Copy all lines that contain the word "subscript".

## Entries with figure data
******

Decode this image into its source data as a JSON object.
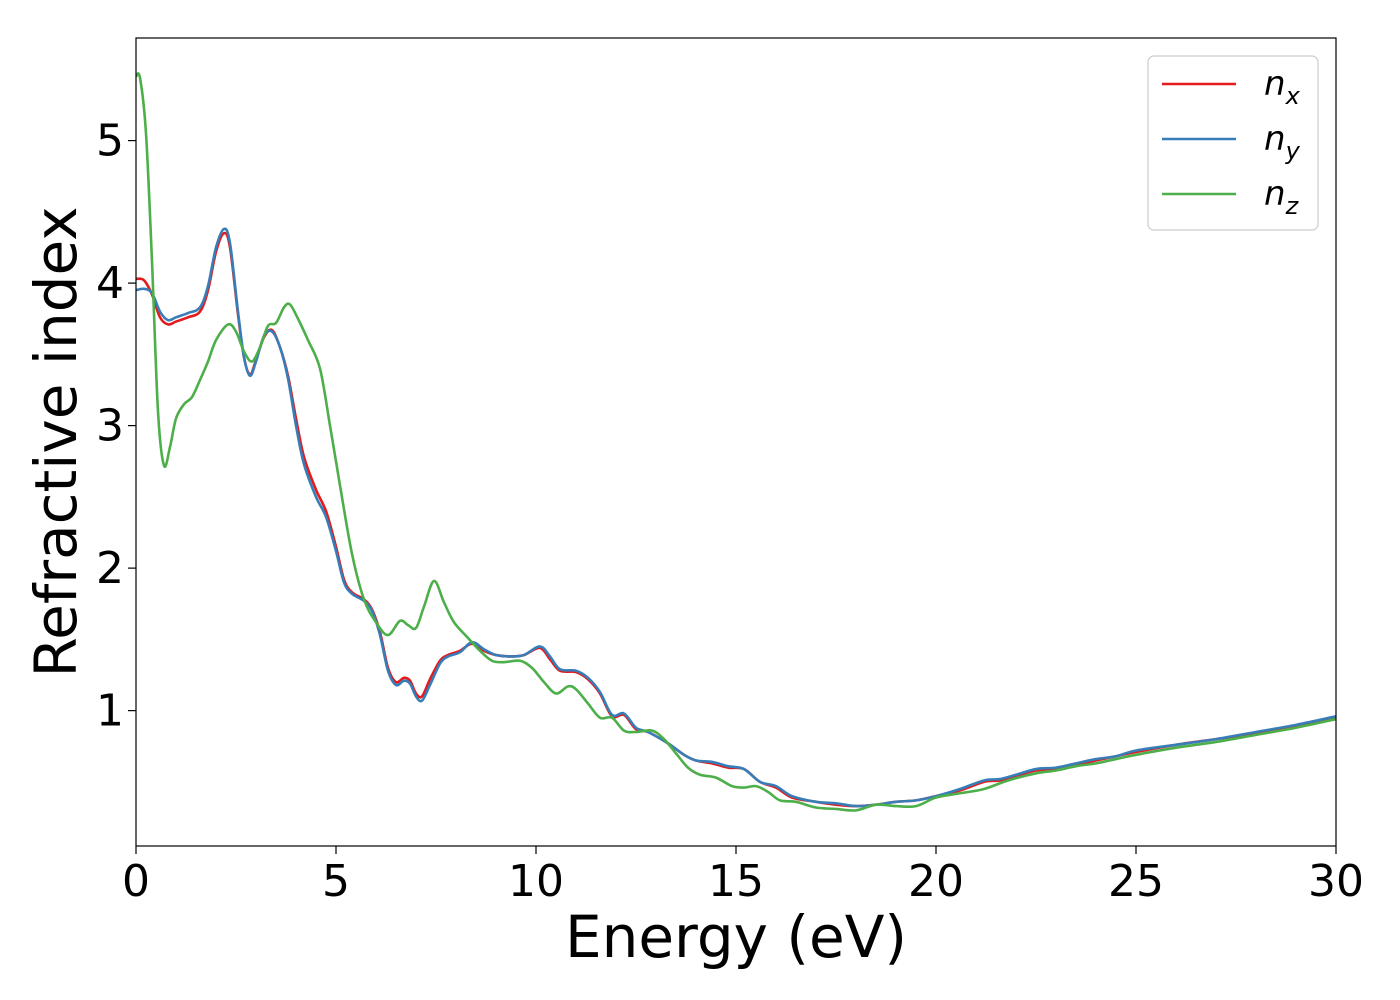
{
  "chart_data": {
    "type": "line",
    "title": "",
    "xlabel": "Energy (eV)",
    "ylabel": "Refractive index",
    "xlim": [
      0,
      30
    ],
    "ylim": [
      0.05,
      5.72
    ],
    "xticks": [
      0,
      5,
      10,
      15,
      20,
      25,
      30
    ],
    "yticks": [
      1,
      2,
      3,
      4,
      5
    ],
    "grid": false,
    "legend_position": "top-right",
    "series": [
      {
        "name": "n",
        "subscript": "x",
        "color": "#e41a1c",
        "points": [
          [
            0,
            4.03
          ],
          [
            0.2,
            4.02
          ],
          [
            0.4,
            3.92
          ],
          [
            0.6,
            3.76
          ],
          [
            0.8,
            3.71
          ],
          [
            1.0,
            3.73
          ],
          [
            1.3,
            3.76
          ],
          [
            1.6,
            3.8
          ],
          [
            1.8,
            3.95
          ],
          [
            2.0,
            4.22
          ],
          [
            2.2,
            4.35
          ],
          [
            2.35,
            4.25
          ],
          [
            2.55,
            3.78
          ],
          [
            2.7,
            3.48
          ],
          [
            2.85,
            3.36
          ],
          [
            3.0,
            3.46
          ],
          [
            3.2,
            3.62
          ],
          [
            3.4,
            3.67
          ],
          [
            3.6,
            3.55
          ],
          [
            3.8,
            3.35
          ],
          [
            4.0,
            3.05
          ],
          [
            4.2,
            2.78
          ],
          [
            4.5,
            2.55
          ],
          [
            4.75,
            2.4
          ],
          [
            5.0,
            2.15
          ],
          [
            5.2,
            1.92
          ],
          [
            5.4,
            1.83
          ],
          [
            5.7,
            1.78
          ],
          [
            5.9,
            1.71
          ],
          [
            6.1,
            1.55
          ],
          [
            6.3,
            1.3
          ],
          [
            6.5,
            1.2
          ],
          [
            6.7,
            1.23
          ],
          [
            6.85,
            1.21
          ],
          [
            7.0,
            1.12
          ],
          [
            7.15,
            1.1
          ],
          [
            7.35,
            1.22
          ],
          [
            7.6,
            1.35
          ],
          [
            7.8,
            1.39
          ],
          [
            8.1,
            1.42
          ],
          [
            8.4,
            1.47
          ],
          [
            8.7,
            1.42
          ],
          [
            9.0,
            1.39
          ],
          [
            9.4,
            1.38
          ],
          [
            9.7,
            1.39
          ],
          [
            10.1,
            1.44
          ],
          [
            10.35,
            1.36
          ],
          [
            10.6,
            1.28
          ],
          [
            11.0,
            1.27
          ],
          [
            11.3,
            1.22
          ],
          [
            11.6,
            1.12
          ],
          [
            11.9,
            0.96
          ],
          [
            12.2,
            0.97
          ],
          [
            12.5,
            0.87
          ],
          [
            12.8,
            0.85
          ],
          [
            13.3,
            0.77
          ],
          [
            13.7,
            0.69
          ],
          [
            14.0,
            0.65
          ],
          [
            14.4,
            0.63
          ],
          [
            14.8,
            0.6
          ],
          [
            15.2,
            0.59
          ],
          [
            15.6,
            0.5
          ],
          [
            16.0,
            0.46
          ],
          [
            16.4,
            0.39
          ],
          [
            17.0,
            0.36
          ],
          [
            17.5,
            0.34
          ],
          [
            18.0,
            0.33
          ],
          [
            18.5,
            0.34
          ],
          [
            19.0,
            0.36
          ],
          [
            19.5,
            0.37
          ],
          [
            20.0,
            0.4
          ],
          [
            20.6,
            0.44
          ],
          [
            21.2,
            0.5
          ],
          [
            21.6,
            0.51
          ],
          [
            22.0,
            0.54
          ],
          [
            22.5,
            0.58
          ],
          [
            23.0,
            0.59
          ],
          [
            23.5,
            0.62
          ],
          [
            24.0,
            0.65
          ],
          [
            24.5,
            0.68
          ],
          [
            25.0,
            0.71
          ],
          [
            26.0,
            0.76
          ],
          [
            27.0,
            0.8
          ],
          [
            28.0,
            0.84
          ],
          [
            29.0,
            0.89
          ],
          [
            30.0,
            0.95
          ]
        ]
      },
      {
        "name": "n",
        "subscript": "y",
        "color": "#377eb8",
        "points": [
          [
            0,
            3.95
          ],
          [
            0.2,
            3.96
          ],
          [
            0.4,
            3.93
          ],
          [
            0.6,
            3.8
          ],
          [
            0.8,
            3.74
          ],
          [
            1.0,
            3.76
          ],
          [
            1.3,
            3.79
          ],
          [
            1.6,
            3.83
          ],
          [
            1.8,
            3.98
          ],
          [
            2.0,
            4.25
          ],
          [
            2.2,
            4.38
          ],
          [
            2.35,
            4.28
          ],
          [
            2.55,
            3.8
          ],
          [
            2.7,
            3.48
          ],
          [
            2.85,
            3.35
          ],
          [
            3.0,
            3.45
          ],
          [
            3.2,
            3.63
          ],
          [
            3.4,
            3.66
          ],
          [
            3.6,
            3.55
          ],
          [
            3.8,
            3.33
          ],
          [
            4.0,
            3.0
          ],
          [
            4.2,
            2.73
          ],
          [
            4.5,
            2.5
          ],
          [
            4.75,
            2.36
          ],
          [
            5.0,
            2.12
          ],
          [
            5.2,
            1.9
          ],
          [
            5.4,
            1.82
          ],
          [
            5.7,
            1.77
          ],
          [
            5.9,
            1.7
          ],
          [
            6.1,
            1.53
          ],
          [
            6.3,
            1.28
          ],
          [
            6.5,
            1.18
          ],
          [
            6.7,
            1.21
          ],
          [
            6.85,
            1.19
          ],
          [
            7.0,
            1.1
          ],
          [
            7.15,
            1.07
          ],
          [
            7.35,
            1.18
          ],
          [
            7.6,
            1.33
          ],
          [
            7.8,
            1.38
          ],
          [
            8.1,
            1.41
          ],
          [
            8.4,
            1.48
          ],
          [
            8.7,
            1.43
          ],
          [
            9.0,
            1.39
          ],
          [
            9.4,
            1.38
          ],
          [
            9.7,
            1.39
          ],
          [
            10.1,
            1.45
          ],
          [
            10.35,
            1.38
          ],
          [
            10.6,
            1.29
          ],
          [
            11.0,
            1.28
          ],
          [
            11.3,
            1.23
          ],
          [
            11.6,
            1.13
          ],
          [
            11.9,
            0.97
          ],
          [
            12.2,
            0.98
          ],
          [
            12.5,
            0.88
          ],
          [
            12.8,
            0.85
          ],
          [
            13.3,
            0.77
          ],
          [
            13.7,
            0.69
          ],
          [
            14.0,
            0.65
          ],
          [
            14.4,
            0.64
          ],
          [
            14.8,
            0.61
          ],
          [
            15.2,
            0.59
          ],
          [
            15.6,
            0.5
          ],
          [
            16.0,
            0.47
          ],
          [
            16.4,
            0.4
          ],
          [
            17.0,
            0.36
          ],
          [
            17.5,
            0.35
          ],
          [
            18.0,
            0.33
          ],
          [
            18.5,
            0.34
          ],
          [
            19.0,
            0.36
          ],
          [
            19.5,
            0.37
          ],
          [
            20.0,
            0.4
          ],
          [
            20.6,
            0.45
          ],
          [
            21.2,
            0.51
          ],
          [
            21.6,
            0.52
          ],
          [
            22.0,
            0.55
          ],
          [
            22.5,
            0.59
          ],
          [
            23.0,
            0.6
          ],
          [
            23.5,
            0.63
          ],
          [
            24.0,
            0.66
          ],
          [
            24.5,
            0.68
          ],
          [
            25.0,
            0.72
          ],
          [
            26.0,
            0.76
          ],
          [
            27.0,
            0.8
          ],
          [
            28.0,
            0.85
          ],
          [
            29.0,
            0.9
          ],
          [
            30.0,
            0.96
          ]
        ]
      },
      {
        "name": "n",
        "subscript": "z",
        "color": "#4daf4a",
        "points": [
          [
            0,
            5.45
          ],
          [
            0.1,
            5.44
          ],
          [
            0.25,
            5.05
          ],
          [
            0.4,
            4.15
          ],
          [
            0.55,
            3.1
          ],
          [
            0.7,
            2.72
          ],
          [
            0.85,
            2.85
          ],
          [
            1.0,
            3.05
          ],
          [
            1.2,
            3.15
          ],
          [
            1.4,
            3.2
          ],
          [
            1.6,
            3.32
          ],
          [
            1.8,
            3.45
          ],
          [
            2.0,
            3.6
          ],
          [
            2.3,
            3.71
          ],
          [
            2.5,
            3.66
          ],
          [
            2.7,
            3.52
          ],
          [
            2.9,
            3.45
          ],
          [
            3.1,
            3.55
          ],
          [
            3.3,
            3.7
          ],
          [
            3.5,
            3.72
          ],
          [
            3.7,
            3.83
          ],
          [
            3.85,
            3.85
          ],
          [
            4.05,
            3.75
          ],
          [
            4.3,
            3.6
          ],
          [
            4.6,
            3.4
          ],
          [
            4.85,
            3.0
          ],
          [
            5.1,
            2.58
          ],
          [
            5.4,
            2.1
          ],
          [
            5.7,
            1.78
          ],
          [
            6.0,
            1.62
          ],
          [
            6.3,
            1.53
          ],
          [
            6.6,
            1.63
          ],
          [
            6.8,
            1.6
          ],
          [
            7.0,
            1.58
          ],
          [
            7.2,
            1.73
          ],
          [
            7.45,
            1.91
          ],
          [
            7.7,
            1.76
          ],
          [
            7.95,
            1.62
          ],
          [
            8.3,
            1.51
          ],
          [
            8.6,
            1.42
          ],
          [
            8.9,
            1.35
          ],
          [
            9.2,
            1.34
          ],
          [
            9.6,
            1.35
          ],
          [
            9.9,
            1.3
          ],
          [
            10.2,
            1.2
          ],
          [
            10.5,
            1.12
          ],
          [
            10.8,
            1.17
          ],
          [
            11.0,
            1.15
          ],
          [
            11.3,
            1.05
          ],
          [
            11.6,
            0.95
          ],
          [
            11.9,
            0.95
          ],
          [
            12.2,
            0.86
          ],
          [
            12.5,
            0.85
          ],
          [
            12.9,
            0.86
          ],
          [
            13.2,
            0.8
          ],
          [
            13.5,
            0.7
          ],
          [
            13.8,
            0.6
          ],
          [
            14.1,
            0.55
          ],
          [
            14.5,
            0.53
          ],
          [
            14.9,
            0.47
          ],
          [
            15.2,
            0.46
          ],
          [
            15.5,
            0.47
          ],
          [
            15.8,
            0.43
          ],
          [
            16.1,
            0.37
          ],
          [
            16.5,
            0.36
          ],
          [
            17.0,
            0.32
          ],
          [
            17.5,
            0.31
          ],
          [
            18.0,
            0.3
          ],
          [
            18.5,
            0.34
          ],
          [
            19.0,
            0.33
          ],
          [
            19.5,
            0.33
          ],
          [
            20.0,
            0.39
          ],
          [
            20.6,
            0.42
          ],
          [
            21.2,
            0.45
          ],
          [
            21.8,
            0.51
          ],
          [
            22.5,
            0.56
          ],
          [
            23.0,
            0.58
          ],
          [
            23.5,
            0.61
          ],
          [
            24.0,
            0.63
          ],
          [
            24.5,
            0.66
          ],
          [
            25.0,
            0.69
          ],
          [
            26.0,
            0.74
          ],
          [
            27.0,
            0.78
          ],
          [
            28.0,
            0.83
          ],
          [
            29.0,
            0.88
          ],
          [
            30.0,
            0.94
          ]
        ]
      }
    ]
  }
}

******

## Full answer
        "subscript": "x",
        "subscript": "y",
        "subscript": "z",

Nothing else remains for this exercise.